### [Requirements]
Repeat the entries word for word, beginning with the first one and stopping after the line that contains "plot-frame [110,575,598,682]".

### [Provided data]
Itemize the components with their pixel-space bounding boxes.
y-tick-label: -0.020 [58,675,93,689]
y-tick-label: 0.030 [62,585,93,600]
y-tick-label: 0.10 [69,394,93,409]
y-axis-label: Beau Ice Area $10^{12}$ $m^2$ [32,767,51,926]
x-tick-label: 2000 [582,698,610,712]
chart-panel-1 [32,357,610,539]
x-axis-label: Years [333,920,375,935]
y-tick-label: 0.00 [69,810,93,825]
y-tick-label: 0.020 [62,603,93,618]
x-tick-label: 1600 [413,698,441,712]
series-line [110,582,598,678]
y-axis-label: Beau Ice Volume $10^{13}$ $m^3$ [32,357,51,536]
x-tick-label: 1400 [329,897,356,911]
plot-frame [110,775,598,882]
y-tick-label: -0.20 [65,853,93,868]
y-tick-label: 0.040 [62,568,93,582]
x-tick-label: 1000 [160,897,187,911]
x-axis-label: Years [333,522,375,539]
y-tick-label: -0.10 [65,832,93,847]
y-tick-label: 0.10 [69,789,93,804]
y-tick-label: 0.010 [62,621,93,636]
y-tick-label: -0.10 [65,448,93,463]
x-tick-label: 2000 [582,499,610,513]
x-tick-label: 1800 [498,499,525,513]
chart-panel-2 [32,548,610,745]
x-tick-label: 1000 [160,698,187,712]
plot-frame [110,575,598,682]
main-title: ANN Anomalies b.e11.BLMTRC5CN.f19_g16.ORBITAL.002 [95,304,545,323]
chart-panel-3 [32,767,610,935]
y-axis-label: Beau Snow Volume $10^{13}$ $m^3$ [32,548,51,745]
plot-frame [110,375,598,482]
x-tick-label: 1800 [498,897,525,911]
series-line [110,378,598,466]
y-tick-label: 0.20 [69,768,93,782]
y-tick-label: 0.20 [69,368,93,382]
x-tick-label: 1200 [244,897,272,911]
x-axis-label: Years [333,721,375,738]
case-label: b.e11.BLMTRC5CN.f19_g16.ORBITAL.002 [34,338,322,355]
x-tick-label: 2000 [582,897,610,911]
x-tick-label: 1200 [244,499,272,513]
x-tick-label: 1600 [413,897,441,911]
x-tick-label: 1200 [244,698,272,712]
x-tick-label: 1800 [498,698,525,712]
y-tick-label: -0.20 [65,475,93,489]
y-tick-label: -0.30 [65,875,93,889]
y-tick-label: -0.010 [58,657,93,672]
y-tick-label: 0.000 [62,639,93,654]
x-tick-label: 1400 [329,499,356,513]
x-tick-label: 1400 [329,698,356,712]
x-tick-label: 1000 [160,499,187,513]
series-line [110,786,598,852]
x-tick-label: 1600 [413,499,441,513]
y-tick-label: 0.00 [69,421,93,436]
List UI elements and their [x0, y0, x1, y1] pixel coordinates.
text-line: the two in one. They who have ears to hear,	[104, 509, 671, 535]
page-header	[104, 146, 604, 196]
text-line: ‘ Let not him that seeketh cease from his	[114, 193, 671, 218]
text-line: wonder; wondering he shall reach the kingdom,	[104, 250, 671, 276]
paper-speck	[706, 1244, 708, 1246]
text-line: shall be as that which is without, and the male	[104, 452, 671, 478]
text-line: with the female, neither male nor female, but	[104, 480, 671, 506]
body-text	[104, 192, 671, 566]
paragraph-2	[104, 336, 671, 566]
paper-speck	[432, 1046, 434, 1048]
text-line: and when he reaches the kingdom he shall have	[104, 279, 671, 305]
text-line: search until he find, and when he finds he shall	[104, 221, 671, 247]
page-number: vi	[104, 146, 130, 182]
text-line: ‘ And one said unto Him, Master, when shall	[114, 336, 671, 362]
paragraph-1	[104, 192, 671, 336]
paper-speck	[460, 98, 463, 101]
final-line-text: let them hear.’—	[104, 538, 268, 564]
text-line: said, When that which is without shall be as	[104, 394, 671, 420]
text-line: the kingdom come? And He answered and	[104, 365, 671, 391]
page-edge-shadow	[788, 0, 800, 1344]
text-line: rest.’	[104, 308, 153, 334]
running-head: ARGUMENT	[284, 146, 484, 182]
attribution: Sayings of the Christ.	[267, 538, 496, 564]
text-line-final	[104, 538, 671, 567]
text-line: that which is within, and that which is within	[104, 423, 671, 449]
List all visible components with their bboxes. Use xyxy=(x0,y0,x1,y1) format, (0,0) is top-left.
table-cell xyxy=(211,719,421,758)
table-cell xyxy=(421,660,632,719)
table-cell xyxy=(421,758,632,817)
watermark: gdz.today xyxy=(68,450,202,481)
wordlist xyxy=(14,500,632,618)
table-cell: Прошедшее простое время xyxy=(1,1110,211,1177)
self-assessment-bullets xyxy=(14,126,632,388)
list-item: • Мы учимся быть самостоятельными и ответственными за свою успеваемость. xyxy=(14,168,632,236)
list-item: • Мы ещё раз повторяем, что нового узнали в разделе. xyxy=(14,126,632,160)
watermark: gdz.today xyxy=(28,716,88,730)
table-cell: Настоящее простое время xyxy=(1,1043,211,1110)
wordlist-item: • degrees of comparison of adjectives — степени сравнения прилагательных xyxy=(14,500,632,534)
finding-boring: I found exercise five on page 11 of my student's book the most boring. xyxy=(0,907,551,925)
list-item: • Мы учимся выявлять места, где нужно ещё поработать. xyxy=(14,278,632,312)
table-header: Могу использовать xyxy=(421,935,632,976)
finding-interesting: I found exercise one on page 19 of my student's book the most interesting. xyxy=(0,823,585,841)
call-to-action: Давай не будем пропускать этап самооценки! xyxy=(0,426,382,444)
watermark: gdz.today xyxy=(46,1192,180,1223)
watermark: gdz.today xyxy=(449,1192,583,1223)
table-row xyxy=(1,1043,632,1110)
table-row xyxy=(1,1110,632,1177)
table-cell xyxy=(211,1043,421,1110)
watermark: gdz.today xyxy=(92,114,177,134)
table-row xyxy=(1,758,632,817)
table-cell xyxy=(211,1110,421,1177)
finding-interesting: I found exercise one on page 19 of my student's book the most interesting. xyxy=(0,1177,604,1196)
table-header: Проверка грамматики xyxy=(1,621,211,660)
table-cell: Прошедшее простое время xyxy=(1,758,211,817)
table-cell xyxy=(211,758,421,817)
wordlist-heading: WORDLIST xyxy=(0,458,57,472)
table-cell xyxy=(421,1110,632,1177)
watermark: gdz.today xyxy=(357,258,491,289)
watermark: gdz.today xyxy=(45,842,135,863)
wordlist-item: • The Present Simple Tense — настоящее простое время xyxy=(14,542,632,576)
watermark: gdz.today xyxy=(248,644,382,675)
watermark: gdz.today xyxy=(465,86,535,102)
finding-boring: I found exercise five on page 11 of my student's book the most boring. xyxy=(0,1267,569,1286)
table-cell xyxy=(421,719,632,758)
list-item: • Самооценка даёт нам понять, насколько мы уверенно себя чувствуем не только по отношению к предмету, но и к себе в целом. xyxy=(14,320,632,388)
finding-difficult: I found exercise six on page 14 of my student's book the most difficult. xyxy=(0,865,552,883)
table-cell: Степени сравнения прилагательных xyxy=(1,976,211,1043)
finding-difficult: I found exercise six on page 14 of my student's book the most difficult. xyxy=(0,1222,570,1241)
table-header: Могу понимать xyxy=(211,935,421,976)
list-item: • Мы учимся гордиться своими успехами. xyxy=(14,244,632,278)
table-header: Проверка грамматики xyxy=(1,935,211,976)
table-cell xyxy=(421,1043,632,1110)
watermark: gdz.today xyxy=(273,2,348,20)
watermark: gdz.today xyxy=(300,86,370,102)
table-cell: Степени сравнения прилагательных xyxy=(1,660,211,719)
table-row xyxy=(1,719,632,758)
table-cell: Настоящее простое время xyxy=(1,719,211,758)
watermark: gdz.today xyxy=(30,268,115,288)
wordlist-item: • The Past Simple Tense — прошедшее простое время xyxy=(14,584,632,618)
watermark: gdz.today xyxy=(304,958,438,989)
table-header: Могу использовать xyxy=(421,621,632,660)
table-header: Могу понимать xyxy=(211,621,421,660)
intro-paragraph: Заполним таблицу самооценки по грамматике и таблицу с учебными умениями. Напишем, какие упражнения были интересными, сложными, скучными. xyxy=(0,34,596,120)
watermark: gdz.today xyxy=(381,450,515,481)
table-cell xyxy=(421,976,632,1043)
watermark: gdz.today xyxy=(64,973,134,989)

### [Task output]
Itemize the components with their pixel-space bounding boxes.
y-tick-label: -0.020 [58,675,93,689]
y-tick-label: 0.030 [62,585,93,600]
y-tick-label: 0.10 [69,394,93,409]
y-axis-label: Beau Ice Area $10^{12}$ $m^2$ [32,767,51,926]
x-tick-label: 2000 [582,698,610,712]
chart-panel-1 [32,357,610,539]
x-axis-label: Years [333,920,375,935]
y-tick-label: 0.00 [69,810,93,825]
y-tick-label: 0.020 [62,603,93,618]
x-tick-label: 1600 [413,698,441,712]
series-line [110,582,598,678]
y-axis-label: Beau Ice Volume $10^{13}$ $m^3$ [32,357,51,536]
x-tick-label: 1400 [329,897,356,911]
plot-frame [110,775,598,882]
y-tick-label: -0.20 [65,853,93,868]
y-tick-label: 0.040 [62,568,93,582]
x-tick-label: 1000 [160,897,187,911]
x-axis-label: Years [333,522,375,539]
y-tick-label: -0.10 [65,832,93,847]
y-tick-label: 0.10 [69,789,93,804]
y-tick-label: 0.010 [62,621,93,636]
y-tick-label: -0.10 [65,448,93,463]
x-tick-label: 2000 [582,499,610,513]
x-tick-label: 1800 [498,499,525,513]
chart-panel-2 [32,548,610,745]
x-tick-label: 1000 [160,698,187,712]
plot-frame [110,575,598,682]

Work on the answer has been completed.